*GIVEN EXERCISE*. Every entry must be repeated exactly. Exclude all pictures.

◇ ◇ ◇ ◇ ◇

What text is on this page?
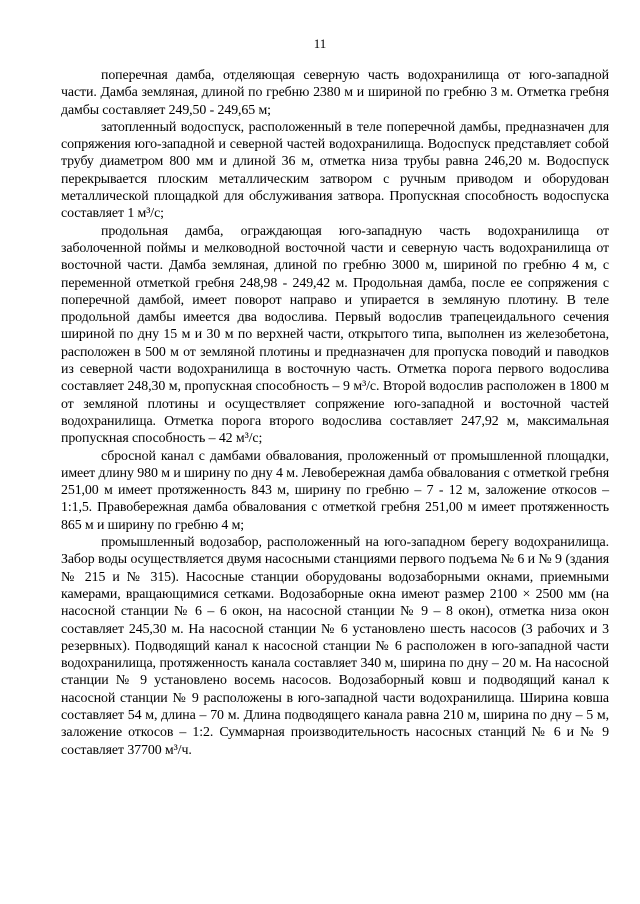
11

поперечная дамба, отделяющая северную часть водохранилища от юго-западной части. Дамба земляная, длиной по гребню 2380 м и шириной по гребню 3 м. Отметка гребня дамбы составляет 249,50 - 249,65 м;

затопленный водоспуск, расположенный в теле поперечной дамбы, предназначен для сопряжения юго-западной и северной частей водохранилища. Водоспуск представляет собой трубу диаметром 800 мм и длиной 36 м, отметка низа трубы равна 246,20 м. Водоспуск перекрывается плоским металлическим затвором с ручным приводом и оборудован металлической площадкой для обслуживания затвора. Пропускная способность водоспуска составляет 1 м³/с;

продольная дамба, ограждающая юго-западную часть водохранилища от заболоченной поймы и мелководной восточной части и северную часть водохранилища от восточной части. Дамба земляная, длиной по гребню 3000 м, шириной по гребню 4 м, с переменной отметкой гребня 248,98 - 249,42 м. Продольная дамба, после ее сопряжения с поперечной дамбой, имеет поворот направо и упирается в земляную плотину. В теле продольной дамбы имеется два водослива. Первый водослив трапецеидального сечения шириной по дну 15 м и 30 м по верхней части, открытого типа, выполнен из железобетона, расположен в 500 м от земляной плотины и предназначен для пропуска поводий и паводков из северной части водохранилища в восточную часть. Отметка порога первого водослива составляет 248,30 м, пропускная способность – 9 м³/с. Второй водослив расположен в 1800 м от земляной плотины и осуществляет сопряжение юго-западной и восточной частей водохранилища. Отметка порога второго водослива составляет 247,92 м, максимальная пропускная способность – 42 м³/с;

сбросной канал с дамбами обвалования, проложенный от промышленной площадки, имеет длину 980 м и ширину по дну 4 м. Левобережная дамба обвалования с отметкой гребня 251,00 м имеет протяженность 843 м, ширину по гребню – 7 - 12 м, заложение откосов – 1:1,5. Правобережная дамба обвалования с отметкой гребня 251,00 м имеет протяженность 865 м и ширину по гребню 4 м;

промышленный водозабор, расположенный на юго-западном берегу водохранилища. Забор воды осуществляется двумя насосными станциями первого подъема № 6 и № 9 (здания № 215 и № 315). Насосные станции оборудованы водозаборными окнами, приемными камерами, вращающимися сетками. Водозаборные окна имеют размер 2100 × 2500 мм (на насосной станции № 6 – 6 окон, на насосной станции № 9 – 8 окон), отметка низа окон составляет 245,30 м. На насосной станции № 6 установлено шесть насосов (3 рабочих и 3 резервных). Подводящий канал к насосной станции № 6 расположен в юго-западной части водохранилища, протяженность канала составляет 340 м, ширина по дну – 20 м. На насосной станции № 9 установлено восемь насосов. Водозаборный ковш и подводящий канал к насосной станции № 9 расположены в юго-западной части водохранилища. Ширина ковша составляет 54 м, длина – 70 м. Длина подводящего канала равна 210 м, ширина по дну – 5 м, заложение откосов – 1:2. Суммарная производительность насосных станций № 6 и № 9 составляет 37700 м³/ч.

◇ ◇ ◇ ◇ ◇

*THE RESPONSE*.
What text is on this page?
11

поперечная дамба, отделяющая северную часть водохранилища от юго-западной части. Дамба земляная, длиной по гребню 2380 м и шириной по гребню 3 м. Отметка гребня дамбы составляет 249,50 - 249,65 м;

затопленный водоспуск, расположенный в теле поперечной дамбы, предназначен для сопряжения юго-западной и северной частей водохранилища. Водоспуск представляет собой трубу диаметром 800 мм и длиной 36 м, отметка низа трубы равна 246,20 м. Водоспуск перекрывается плоским металлическим затвором с ручным приводом и оборудован металлической площадкой для обслуживания затвора. Пропускная способность водоспуска составляет 1 м³/с;

продольная дамба, ограждающая юго-западную часть водохранилища от заболоченной поймы и мелководной восточной части и северную часть водохранилища от восточной части. Дамба земляная, длиной по гребню 3000 м, шириной по гребню 4 м, с переменной отметкой гребня 248,98 - 249,42 м. Продольная дамба, после ее сопряжения с поперечной дамбой, имеет поворот направо и упирается в земляную плотину. В теле продольной дамбы имеется два водослива. Первый водослив трапецеидального сечения шириной по дну 15 м и 30 м по верхней части, открытого типа, выполнен из железобетона, расположен в 500 м от земляной плотины и предназначен для пропуска поводий и паводков из северной части водохранилища в восточную часть. Отметка порога первого водослива составляет 248,30 м, пропускная способность – 9 м³/с. Второй водослив расположен в 1800 м от земляной плотины и осуществляет сопряжение юго-западной и восточной частей водохранилища. Отметка порога второго водослива составляет 247,92 м, максимальная пропускная способность – 42 м³/с;

сбросной канал с дамбами обвалования, проложенный от промышленной площадки, имеет длину 980 м и ширину по дну 4 м. Левобережная дамба обвалования с отметкой гребня 251,00 м имеет протяженность 843 м, ширину по гребню – 7 - 12 м, заложение откосов – 1:1,5. Правобережная дамба обвалования с отметкой гребня 251,00 м имеет протяженность 865 м и ширину по гребню 4 м;

промышленный водозабор, расположенный на юго-западном берегу водохранилища. Забор воды осуществляется двумя насосными станциями первого подъема № 6 и № 9 (здания № 215 и № 315). Насосные станции оборудованы водозаборными окнами, приемными камерами, вращающимися сетками. Водозаборные окна имеют размер 2100 × 2500 мм (на насосной станции № 6 – 6 окон, на насосной станции № 9 – 8 окон), отметка низа окон составляет 245,30 м. На насосной станции № 6 установлено шесть насосов (3 рабочих и 3 резервных). Подводящий канал к насосной станции № 6 расположен в юго-западной части водохранилища, протяженность канала составляет 340 м, ширина по дну – 20 м. На насосной станции № 9 установлено восемь насосов. Водозаборный ковш и подводящий канал к насосной станции № 9 расположены в юго-западной части водохранилища. Ширина ковша составляет 54 м, длина – 70 м. Длина подводящего канала равна 210 м, ширина по дну – 5 м, заложение откосов – 1:2. Суммарная производительность насосных станций № 6 и № 9 составляет 37700 м³/ч.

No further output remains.